== Exercise instructions ==
Copy every line of the data exactly, leaving nothing out.
══ Input data ══
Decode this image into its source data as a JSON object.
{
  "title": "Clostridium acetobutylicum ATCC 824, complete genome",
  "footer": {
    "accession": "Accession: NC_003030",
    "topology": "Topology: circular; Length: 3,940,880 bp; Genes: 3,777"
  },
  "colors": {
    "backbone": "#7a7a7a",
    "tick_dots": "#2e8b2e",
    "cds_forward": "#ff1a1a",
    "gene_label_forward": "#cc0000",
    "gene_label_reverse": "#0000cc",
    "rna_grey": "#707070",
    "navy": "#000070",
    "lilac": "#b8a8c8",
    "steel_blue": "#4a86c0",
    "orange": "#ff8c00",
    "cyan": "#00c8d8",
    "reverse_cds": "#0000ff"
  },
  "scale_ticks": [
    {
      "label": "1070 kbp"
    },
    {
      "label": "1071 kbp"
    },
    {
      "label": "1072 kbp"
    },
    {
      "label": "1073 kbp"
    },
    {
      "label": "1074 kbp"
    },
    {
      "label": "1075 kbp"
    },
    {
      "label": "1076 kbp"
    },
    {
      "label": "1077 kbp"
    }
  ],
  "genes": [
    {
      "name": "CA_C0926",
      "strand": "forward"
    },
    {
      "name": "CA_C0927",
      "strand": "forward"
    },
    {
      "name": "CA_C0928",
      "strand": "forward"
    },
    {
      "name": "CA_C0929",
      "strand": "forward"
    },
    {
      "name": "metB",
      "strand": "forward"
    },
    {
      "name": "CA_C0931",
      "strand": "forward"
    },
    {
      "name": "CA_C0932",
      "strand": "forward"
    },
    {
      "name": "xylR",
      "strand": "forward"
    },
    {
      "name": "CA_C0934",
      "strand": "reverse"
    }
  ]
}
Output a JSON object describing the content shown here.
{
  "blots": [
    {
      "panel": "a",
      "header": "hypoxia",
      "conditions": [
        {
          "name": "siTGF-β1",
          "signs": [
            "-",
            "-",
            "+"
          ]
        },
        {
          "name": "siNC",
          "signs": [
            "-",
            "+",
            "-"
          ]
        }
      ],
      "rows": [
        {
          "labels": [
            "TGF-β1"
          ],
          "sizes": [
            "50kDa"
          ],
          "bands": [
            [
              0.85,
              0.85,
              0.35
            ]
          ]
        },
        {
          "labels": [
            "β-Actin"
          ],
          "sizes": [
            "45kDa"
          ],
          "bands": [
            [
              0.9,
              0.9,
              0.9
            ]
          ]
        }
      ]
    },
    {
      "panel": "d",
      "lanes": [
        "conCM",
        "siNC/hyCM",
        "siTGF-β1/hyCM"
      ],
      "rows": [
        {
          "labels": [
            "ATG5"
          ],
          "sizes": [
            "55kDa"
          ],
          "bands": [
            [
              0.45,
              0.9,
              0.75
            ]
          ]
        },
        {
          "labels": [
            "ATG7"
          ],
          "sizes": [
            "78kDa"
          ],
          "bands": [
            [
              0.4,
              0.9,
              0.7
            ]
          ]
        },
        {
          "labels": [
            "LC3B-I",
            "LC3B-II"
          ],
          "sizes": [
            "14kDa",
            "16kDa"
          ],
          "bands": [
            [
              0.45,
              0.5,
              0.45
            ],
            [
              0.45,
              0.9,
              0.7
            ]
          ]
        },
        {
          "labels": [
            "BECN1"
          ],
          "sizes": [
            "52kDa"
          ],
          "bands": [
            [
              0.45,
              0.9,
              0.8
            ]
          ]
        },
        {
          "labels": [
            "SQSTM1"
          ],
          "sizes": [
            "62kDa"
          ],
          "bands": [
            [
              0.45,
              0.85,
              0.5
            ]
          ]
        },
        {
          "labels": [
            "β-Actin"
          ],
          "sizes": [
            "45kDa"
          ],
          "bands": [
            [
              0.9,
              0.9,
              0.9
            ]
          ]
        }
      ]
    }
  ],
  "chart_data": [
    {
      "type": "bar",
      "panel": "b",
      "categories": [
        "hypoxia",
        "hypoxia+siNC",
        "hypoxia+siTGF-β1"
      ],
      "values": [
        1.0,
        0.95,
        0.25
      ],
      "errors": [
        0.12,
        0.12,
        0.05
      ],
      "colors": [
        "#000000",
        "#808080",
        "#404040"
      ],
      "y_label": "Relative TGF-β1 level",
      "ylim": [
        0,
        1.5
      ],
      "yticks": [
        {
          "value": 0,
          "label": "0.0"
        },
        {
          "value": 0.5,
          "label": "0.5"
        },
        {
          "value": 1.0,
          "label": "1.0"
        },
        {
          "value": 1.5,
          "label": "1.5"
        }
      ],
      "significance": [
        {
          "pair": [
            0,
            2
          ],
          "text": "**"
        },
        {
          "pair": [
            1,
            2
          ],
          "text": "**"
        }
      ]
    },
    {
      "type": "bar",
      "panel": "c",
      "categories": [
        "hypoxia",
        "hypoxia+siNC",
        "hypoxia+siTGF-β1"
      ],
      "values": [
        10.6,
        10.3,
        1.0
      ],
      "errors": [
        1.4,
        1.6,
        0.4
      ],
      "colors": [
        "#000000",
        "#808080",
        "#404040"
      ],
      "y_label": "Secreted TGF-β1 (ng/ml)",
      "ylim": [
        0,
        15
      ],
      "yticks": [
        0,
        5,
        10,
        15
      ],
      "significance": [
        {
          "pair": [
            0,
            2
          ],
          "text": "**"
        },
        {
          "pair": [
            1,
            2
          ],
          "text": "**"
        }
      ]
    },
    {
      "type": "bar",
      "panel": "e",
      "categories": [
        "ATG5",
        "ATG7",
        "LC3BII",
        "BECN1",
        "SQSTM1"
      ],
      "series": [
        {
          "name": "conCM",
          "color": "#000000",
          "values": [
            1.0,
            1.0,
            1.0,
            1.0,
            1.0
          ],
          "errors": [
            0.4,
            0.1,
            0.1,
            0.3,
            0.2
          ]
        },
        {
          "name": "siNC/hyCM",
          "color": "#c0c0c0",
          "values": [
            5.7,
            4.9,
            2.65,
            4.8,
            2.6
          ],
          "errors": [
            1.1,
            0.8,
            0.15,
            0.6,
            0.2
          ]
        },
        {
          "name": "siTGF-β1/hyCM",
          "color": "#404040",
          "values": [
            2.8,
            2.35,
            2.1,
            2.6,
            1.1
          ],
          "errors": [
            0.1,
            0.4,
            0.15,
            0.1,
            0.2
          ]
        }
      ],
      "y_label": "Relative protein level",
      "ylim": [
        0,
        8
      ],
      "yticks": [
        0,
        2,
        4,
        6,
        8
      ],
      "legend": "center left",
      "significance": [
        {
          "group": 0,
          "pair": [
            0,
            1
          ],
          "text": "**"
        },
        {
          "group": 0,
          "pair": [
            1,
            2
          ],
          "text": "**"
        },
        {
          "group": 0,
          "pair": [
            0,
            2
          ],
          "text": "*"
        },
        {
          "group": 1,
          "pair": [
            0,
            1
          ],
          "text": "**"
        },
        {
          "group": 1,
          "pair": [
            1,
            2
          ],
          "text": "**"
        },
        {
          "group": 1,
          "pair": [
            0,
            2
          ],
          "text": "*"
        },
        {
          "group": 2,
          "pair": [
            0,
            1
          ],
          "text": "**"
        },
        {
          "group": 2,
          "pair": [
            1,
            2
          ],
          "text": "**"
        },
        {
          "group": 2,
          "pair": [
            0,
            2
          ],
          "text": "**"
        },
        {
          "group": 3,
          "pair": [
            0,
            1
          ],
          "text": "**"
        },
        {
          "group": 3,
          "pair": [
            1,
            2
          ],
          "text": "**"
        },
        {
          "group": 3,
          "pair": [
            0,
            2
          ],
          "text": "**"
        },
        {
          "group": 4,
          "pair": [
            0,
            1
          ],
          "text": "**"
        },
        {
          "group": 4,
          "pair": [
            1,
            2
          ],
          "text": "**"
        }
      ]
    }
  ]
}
═══
== Answer ==
Decode this image into its source data as a JSON object.
{
  "title": "Clostridium acetobutylicum ATCC 824, complete genome",
  "footer": {
    "accession": "Accession: NC_003030",
    "topology": "Topology: circular; Length: 3,940,880 bp; Genes: 3,777"
  },
  "colors": {
    "backbone": "#7a7a7a",
    "tick_dots": "#2e8b2e",
    "cds_forward": "#ff1a1a",
    "gene_label_forward": "#cc0000",
    "gene_label_reverse": "#0000cc",
    "rna_grey": "#707070",
    "navy": "#000070",
    "lilac": "#b8a8c8",
    "steel_blue": "#4a86c0",
    "orange": "#ff8c00",
    "cyan": "#00c8d8",
    "reverse_cds": "#0000ff"
  },
  "scale_ticks": [
    {
      "label": "1070 kbp"
    },
    {
      "label": "1071 kbp"
    },
    {
      "label": "1072 kbp"
    },
    {
      "label": "1073 kbp"
    },
    {
      "label": "1074 kbp"
    },
    {
      "label": "1075 kbp"
    },
    {
      "label": "1076 kbp"
    },
    {
      "label": "1077 kbp"
    }
  ],
  "genes": [
    {
      "name": "CA_C0926",
      "strand": "forward"
    },
    {
      "name": "CA_C0927",
      "strand": "forward"
    },
    {
      "name": "CA_C0928",
      "strand": "forward"
    },
    {
      "name": "CA_C0929",
      "strand": "forward"
    },
    {
      "name": "metB",
      "strand": "forward"
    },
    {
      "name": "CA_C0931",
      "strand": "forward"
    },
    {
      "name": "CA_C0932",
      "strand": "forward"
    },
    {
      "name": "xylR",
      "strand": "forward"
    },
    {
      "name": "CA_C0934",
      "strand": "reverse"
    }
  ]
}
Output a JSON object describing the content shown here.
{
  "blots": [
    {
      "panel": "a",
      "header": "hypoxia",
      "conditions": [
        {
          "name": "siTGF-β1",
          "signs": [
            "-",
            "-",
            "+"
          ]
        },
        {
          "name": "siNC",
          "signs": [
            "-",
            "+",
            "-"
          ]
        }
      ],
      "rows": [
        {
          "labels": [
            "TGF-β1"
          ],
          "sizes": [
            "50kDa"
          ],
          "bands": [
            [
              0.85,
              0.85,
              0.35
            ]
          ]
        },
        {
          "labels": [
            "β-Actin"
          ],
          "sizes": [
            "45kDa"
          ],
          "bands": [
            [
              0.9,
              0.9,
              0.9
            ]
          ]
        }
      ]
    },
    {
      "panel": "d",
      "lanes": [
        "conCM",
        "siNC/hyCM",
        "siTGF-β1/hyCM"
      ],
      "rows": [
        {
          "labels": [
            "ATG5"
          ],
          "sizes": [
            "55kDa"
          ],
          "bands": [
            [
              0.45,
              0.9,
              0.75
            ]
          ]
        },
        {
          "labels": [
            "ATG7"
          ],
          "sizes": [
            "78kDa"
          ],
          "bands": [
            [
              0.4,
              0.9,
              0.7
            ]
          ]
        },
        {
          "labels": [
            "LC3B-I",
            "LC3B-II"
          ],
          "sizes": [
            "14kDa",
            "16kDa"
          ],
          "bands": [
            [
              0.45,
              0.5,
              0.45
            ],
            [
              0.45,
              0.9,
              0.7
            ]
          ]
        },
        {
          "labels": [
            "BECN1"
          ],
          "sizes": [
            "52kDa"
          ],
          "bands": [
            [
              0.45,
              0.9,
              0.8
            ]
          ]
        },
        {
          "labels": [
            "SQSTM1"
          ],
          "sizes": [
            "62kDa"
          ],
          "bands": [
            [
              0.45,
              0.85,
              0.5
            ]
          ]
        },
        {
          "labels": [
            "β-Actin"
          ],
          "sizes": [
            "45kDa"
          ],
          "bands": [
            [
              0.9,
              0.9,
              0.9
            ]
          ]
        }
      ]
    }
  ],
  "chart_data": [
    {
      "type": "bar",
      "panel": "b",
      "categories": [
        "hypoxia",
        "hypoxia+siNC",
        "hypoxia+siTGF-β1"
      ],
      "values": [
        1.0,
        0.95,
        0.25
      ],
      "errors": [
        0.12,
        0.12,
        0.05
      ],
      "colors": [
        "#000000",
        "#808080",
        "#404040"
      ],
      "y_label": "Relative TGF-β1 level",
      "ylim": [
        0,
        1.5
      ],
      "yticks": [
        {
          "value": 0,
          "label": "0.0"
        },
        {
          "value": 0.5,
          "label": "0.5"
        },
        {
          "value": 1.0,
          "label": "1.0"
        },
        {
          "value": 1.5,
          "label": "1.5"
        }
      ],
      "significance": [
        {
          "pair": [
            0,
            2
          ],
          "text": "**"
        },
        {
          "pair": [
            1,
            2
          ],
          "text": "**"
        }
      ]
    },
    {
      "type": "bar",
      "panel": "c",
      "categories": [
        "hypoxia",
        "hypoxia+siNC",
        "hypoxia+siTGF-β1"
      ],
      "values": [
        10.6,
        10.3,
        1.0
      ],
      "errors": [
        1.4,
        1.6,
        0.4
      ],
      "colors": [
        "#000000",
        "#808080",
        "#404040"
      ],
      "y_label": "Secreted TGF-β1 (ng/ml)",
      "ylim": [
        0,
        15
      ],
      "yticks": [
        0,
        5,
        10,
        15
      ],
      "significance": [
        {
          "pair": [
            0,
            2
          ],
          "text": "**"
        },
        {
          "pair": [
            1,
            2
          ],
          "text": "**"
        }
      ]
    },
    {
      "type": "bar",
      "panel": "e",
      "categories": [
        "ATG5",
        "ATG7",
        "LC3BII",
        "BECN1",
        "SQSTM1"
      ],
      "series": [
        {
          "name": "conCM",
          "color": "#000000",
          "values": [
            1.0,
            1.0,
            1.0,
            1.0,
            1.0
          ],
          "errors": [
            0.4,
            0.1,
            0.1,
            0.3,
            0.2
          ]
        },
        {
          "name": "siNC/hyCM",
          "color": "#c0c0c0",
          "values": [
            5.7,
            4.9,
            2.65,
            4.8,
            2.6
          ],
          "errors": [
            1.1,
            0.8,
            0.15,
            0.6,
            0.2
          ]
        },
        {
          "name": "siTGF-β1/hyCM",
          "color": "#404040",
          "values": [
            2.8,
            2.35,
            2.1,
            2.6,
            1.1
          ],
          "errors": [
            0.1,
            0.4,
            0.15,
            0.1,
            0.2
          ]
        }
      ],
      "y_label": "Relative protein level",
      "ylim": [
        0,
        8
      ],
      "yticks": [
        0,
        2,
        4,
        6,
        8
      ],
      "legend": "center left",
      "significance": [
        {
          "group": 0,
          "pair": [
            0,
            1
          ],
          "text": "**"
        },
        {
          "group": 0,
          "pair": [
            1,
            2
          ],
          "text": "**"
        },
        {
          "group": 0,
          "pair": [
            0,
            2
          ],
          "text": "*"
        },
        {
          "group": 1,
          "pair": [
            0,
            1
          ],
          "text": "**"
        },
        {
          "group": 1,
          "pair": [
            1,
            2
          ],
          "text": "**"
        },
        {
          "group": 1,
          "pair": [
            0,
            2
          ],
          "text": "*"
        },
        {
          "group": 2,
          "pair": [
            0,
            1
          ],
          "text": "**"
        },
        {
          "group": 2,
          "pair": [
            1,
            2
          ],
          "text": "**"
        },
        {
          "group": 2,
          "pair": [
            0,
            2
          ],
          "text": "**"
        },
        {
          "group": 3,
          "pair": [
            0,
            1
          ],
          "text": "**"
        },
        {
          "group": 3,
          "pair": [
            1,
            2
          ],
          "text": "**"
        },
        {
          "group": 3,
          "pair": [
            0,
            2
          ],
          "text": "**"
        },
        {
          "group": 4,
          "pair": [
            0,
            1
          ],
          "text": "**"
        },
        {
          "group": 4,
          "pair": [
            1,
            2
          ],
          "text": "**"
        }
      ]
    }
  ]
}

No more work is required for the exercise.